═══ DATA EXTRACT ═══

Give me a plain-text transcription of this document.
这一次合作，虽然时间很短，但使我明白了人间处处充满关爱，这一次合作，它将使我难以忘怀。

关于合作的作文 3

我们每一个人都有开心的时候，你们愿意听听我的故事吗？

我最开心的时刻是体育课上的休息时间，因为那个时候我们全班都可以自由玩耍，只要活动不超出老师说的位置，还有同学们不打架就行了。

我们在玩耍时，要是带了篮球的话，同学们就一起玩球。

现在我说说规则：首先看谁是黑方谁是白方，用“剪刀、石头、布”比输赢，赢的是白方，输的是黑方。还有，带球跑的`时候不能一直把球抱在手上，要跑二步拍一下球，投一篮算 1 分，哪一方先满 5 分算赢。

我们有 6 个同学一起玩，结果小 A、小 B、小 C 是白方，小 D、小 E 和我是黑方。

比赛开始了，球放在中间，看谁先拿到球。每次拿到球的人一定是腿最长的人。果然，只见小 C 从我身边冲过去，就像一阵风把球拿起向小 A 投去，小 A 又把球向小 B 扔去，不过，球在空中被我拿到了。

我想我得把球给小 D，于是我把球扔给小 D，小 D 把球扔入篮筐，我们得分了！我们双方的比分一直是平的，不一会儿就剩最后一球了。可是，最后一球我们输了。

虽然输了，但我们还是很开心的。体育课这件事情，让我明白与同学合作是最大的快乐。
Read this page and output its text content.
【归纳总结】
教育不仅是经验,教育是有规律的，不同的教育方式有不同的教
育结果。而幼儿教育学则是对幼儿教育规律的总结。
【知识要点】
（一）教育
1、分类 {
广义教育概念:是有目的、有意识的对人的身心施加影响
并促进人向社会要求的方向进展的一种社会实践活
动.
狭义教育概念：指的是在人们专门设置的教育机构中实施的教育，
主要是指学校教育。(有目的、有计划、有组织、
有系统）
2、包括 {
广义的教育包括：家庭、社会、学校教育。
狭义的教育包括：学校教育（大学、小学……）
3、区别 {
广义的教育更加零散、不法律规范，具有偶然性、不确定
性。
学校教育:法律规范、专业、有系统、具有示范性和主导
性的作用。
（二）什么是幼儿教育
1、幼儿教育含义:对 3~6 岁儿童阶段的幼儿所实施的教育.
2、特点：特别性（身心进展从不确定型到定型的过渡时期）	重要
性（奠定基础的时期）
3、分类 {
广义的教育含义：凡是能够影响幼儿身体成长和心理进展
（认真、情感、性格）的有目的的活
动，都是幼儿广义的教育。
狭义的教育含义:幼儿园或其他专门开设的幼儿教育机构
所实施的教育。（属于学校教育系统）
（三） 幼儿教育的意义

═══

TASK STATEMENT - Copy all the records above exactly, missing none.

OUTPUT BELOW -
Give me a plain-text transcription of this document.
这一次合作，虽然时间很短，但使我明白了人间处处充满关爱，这一次合作，它将使我难以忘怀。

关于合作的作文 3

我们每一个人都有开心的时候，你们愿意听听我的故事吗？

我最开心的时刻是体育课上的休息时间，因为那个时候我们全班都可以自由玩耍，只要活动不超出老师说的位置，还有同学们不打架就行了。

我们在玩耍时，要是带了篮球的话，同学们就一起玩球。

现在我说说规则：首先看谁是黑方谁是白方，用“剪刀、石头、布”比输赢，赢的是白方，输的是黑方。还有，带球跑的`时候不能一直把球抱在手上，要跑二步拍一下球，投一篮算 1 分，哪一方先满 5 分算赢。

我们有 6 个同学一起玩，结果小 A、小 B、小 C 是白方，小 D、小 E 和我是黑方。

比赛开始了，球放在中间，看谁先拿到球。每次拿到球的人一定是腿最长的人。果然，只见小 C 从我身边冲过去，就像一阵风把球拿起向小 A 投去，小 A 又把球向小 B 扔去，不过，球在空中被我拿到了。

我想我得把球给小 D，于是我把球扔给小 D，小 D 把球扔入篮筐，我们得分了！我们双方的比分一直是平的，不一会儿就剩最后一球了。可是，最后一球我们输了。

虽然输了，但我们还是很开心的。体育课这件事情，让我明白与同学合作是最大的快乐。
Read this page and output its text content.
【归纳总结】
教育不仅是经验,教育是有规律的，不同的教育方式有不同的教
育结果。而幼儿教育学则是对幼儿教育规律的总结。
【知识要点】
（一）教育
1、分类 {
广义教育概念:是有目的、有意识的对人的身心施加影响
并促进人向社会要求的方向进展的一种社会实践活
动.
狭义教育概念：指的是在人们专门设置的教育机构中实施的教育，
主要是指学校教育。(有目的、有计划、有组织、
有系统）
2、包括 {
广义的教育包括：家庭、社会、学校教育。
狭义的教育包括：学校教育（大学、小学……）
3、区别 {
广义的教育更加零散、不法律规范，具有偶然性、不确定
性。
学校教育:法律规范、专业、有系统、具有示范性和主导
性的作用。
（二）什么是幼儿教育
1、幼儿教育含义:对 3~6 岁儿童阶段的幼儿所实施的教育.
2、特点：特别性（身心进展从不确定型到定型的过渡时期）	重要
性（奠定基础的时期）
3、分类 {
广义的教育含义：凡是能够影响幼儿身体成长和心理进展
（认真、情感、性格）的有目的的活
动，都是幼儿广义的教育。
狭义的教育含义:幼儿园或其他专门开设的幼儿教育机构
所实施的教育。（属于学校教育系统）
（三） 幼儿教育的意义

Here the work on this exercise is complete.